■ **Given records**:
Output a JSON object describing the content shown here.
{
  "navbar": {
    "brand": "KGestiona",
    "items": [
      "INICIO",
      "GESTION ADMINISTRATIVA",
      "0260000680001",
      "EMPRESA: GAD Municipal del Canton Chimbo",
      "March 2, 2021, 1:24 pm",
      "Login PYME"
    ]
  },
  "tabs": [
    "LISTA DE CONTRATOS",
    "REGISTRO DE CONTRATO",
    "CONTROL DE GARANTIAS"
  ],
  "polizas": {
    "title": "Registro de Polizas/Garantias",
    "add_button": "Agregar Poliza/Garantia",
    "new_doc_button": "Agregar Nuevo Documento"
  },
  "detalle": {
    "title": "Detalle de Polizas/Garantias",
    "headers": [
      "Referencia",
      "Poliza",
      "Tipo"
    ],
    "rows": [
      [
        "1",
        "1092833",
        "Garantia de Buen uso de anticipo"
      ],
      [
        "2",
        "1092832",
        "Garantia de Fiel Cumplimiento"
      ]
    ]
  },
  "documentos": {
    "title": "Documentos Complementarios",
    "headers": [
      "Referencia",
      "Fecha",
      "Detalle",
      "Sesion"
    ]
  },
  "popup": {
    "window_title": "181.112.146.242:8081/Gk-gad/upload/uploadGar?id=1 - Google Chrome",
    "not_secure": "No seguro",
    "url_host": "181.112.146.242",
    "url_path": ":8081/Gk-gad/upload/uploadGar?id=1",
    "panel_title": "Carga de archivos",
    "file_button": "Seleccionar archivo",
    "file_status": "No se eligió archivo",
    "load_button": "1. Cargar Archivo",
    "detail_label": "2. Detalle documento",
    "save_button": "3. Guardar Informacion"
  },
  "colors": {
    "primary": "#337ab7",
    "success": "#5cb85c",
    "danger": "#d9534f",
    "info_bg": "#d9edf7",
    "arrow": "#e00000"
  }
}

■ **Your goal**: Take the material above and return all of it exactly.

■ **Reply to the task**:
Output a JSON object describing the content shown here.
{
  "navbar": {
    "brand": "KGestiona",
    "items": [
      "INICIO",
      "GESTION ADMINISTRATIVA",
      "0260000680001",
      "EMPRESA: GAD Municipal del Canton Chimbo",
      "March 2, 2021, 1:24 pm",
      "Login PYME"
    ]
  },
  "tabs": [
    "LISTA DE CONTRATOS",
    "REGISTRO DE CONTRATO",
    "CONTROL DE GARANTIAS"
  ],
  "polizas": {
    "title": "Registro de Polizas/Garantias",
    "add_button": "Agregar Poliza/Garantia",
    "new_doc_button": "Agregar Nuevo Documento"
  },
  "detalle": {
    "title": "Detalle de Polizas/Garantias",
    "headers": [
      "Referencia",
      "Poliza",
      "Tipo"
    ],
    "rows": [
      [
        "1",
        "1092833",
        "Garantia de Buen uso de anticipo"
      ],
      [
        "2",
        "1092832",
        "Garantia de Fiel Cumplimiento"
      ]
    ]
  },
  "documentos": {
    "title": "Documentos Complementarios",
    "headers": [
      "Referencia",
      "Fecha",
      "Detalle",
      "Sesion"
    ]
  },
  "popup": {
    "window_title": "181.112.146.242:8081/Gk-gad/upload/uploadGar?id=1 - Google Chrome",
    "not_secure": "No seguro",
    "url_host": "181.112.146.242",
    "url_path": ":8081/Gk-gad/upload/uploadGar?id=1",
    "panel_title": "Carga de archivos",
    "file_button": "Seleccionar archivo",
    "file_status": "No se eligió archivo",
    "load_button": "1. Cargar Archivo",
    "detail_label": "2. Detalle documento",
    "save_button": "3. Guardar Informacion"
  },
  "colors": {
    "primary": "#337ab7",
    "success": "#5cb85c",
    "danger": "#d9534f",
    "info_bg": "#d9edf7",
    "arrow": "#e00000"
  }
}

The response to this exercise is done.